Count the lines in the listing below that contain the string "value", treating uppercase and lowercase as different. Reply with the number alone.

___ SUPPLIED DATA

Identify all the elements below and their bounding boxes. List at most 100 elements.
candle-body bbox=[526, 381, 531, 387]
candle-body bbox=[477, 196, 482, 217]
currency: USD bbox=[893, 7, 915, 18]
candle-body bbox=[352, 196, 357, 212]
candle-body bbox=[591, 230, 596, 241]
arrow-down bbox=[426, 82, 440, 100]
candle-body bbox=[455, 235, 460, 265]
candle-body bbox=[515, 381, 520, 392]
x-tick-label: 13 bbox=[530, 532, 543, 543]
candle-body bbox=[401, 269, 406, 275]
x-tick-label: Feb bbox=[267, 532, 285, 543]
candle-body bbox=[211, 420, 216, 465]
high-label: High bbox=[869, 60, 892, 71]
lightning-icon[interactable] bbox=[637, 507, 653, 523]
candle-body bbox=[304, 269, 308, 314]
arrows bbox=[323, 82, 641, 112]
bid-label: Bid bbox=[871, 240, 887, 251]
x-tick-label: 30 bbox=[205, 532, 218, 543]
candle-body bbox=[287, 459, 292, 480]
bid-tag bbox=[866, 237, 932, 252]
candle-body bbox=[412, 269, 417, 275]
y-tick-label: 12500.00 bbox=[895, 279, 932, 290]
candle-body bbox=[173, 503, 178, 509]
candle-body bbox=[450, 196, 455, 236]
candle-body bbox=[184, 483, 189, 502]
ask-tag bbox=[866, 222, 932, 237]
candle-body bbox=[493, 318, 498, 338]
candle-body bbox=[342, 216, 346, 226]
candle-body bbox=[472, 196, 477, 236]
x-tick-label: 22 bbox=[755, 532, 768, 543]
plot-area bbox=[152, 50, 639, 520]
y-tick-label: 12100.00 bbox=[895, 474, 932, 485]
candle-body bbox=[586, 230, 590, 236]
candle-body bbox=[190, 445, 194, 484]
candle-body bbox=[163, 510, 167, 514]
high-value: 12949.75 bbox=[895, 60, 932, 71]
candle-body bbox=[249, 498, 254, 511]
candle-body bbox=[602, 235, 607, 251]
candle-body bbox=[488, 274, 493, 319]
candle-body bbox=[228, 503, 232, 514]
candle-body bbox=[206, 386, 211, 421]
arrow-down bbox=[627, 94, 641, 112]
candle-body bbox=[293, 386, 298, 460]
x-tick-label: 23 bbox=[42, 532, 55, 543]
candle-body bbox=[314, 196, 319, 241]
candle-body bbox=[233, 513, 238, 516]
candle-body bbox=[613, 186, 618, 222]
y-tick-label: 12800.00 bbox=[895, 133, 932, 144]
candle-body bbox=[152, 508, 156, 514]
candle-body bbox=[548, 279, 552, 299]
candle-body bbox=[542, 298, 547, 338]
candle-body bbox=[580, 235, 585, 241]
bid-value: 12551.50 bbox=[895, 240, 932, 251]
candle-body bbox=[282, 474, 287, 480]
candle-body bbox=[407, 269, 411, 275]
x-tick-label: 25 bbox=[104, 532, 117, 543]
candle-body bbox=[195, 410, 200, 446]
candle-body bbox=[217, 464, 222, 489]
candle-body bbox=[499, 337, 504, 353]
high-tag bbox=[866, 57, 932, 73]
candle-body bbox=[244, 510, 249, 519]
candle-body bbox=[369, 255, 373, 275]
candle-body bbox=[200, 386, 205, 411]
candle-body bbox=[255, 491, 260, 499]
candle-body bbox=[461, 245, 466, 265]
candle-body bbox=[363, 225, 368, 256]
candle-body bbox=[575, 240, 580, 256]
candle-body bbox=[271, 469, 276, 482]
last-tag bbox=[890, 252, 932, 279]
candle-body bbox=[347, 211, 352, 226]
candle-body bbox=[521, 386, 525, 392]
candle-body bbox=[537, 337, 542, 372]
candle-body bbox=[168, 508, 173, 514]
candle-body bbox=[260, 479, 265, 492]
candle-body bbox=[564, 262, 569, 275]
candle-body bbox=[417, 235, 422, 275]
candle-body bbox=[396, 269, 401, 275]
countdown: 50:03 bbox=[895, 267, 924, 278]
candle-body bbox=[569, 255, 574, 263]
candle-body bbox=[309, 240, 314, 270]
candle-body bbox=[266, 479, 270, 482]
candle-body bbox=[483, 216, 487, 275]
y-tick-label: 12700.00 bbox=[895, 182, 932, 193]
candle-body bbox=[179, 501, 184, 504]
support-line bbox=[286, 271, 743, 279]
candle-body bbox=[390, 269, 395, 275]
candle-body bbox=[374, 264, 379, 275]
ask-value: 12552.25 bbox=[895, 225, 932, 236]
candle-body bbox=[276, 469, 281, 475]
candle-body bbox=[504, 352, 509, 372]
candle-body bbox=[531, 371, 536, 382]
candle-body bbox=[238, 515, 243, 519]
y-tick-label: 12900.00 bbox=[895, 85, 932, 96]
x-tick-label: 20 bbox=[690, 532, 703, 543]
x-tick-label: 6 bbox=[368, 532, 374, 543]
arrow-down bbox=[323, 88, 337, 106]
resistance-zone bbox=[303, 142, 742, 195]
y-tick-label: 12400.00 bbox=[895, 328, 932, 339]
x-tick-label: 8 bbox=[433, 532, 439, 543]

______

> [SOLUTION]: 3